WHAT IS BEING ASKED: Report back each line of the records that contains the string "freeze".
+++ INPUT RECORDS
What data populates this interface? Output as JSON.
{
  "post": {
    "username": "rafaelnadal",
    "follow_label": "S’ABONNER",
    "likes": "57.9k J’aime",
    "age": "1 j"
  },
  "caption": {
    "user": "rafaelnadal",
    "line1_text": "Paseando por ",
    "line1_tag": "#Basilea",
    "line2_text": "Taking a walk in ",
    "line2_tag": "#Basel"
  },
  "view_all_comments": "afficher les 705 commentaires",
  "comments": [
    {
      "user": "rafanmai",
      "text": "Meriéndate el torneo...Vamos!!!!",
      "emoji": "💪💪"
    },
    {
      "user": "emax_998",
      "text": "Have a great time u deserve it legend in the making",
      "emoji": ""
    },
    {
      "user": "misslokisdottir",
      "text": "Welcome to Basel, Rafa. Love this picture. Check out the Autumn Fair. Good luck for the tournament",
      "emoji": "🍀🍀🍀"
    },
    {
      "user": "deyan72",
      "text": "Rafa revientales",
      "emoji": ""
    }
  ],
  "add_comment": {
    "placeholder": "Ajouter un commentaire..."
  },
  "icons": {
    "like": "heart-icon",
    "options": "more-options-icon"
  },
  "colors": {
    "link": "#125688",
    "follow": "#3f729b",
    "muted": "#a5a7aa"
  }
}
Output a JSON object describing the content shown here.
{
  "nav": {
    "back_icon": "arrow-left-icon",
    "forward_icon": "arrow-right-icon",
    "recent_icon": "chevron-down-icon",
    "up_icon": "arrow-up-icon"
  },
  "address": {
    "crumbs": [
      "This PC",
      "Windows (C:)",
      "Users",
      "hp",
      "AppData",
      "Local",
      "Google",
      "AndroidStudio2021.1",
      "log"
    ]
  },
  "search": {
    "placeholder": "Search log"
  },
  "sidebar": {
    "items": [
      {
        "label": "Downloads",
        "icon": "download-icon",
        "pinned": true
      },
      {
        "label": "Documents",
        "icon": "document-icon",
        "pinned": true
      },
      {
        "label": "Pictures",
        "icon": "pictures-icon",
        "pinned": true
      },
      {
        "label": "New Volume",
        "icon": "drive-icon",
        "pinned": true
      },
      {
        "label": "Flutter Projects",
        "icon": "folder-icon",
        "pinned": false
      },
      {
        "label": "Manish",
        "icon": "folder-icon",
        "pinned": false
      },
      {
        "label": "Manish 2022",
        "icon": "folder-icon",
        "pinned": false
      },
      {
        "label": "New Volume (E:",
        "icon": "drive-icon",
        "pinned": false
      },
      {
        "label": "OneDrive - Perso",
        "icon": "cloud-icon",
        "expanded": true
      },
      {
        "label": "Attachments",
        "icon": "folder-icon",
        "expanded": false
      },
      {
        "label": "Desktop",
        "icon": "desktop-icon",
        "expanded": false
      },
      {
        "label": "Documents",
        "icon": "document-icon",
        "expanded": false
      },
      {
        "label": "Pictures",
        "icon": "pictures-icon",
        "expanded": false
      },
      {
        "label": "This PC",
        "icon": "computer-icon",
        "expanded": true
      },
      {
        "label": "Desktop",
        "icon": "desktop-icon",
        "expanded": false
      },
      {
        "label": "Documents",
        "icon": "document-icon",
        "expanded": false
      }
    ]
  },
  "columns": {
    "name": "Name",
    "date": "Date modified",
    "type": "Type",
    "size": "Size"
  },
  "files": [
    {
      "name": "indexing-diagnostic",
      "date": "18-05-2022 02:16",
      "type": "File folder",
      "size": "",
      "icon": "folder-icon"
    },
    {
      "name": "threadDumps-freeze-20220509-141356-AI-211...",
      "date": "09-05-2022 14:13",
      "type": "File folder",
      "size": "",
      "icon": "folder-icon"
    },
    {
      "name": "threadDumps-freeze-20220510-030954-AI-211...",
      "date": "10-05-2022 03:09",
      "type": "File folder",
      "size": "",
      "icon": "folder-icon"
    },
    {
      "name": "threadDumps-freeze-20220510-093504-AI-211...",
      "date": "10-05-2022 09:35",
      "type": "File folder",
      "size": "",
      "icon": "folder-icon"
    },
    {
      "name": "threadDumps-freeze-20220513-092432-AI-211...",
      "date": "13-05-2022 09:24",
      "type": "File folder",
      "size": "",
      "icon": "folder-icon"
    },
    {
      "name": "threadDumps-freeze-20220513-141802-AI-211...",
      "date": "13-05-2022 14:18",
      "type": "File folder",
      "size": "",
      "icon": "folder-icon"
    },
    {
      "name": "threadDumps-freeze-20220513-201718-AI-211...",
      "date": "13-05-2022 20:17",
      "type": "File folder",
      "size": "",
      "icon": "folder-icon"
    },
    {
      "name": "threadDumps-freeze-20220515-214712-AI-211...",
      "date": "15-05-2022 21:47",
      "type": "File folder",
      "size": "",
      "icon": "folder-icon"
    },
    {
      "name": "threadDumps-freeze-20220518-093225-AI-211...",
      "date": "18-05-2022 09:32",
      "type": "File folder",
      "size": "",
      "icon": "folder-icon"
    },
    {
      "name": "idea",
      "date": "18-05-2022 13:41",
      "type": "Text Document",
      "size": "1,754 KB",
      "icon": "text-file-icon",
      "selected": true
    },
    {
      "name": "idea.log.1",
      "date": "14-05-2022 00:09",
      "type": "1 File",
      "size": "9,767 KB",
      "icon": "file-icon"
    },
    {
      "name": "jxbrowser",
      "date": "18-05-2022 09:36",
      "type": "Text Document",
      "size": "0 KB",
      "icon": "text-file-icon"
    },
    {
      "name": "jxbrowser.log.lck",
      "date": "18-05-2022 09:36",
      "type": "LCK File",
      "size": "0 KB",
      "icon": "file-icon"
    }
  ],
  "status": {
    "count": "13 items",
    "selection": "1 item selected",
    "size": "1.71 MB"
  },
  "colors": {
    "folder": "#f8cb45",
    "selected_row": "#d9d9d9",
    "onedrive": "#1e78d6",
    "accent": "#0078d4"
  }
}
++++++
RIGHT ANSWER:
      "name": "threadDumps-freeze-20220509-141356-AI-211...",
      "name": "threadDumps-freeze-20220510-030954-AI-211...",
      "name": "threadDumps-freeze-20220510-093504-AI-211...",
      "name": "threadDumps-freeze-20220513-092432-AI-211...",
      "name": "threadDumps-freeze-20220513-141802-AI-211...",
      "name": "threadDumps-freeze-20220513-201718-AI-211...",
      "name": "threadDumps-freeze-20220515-214712-AI-211...",
      "name": "threadDumps-freeze-20220518-093225-AI-211...",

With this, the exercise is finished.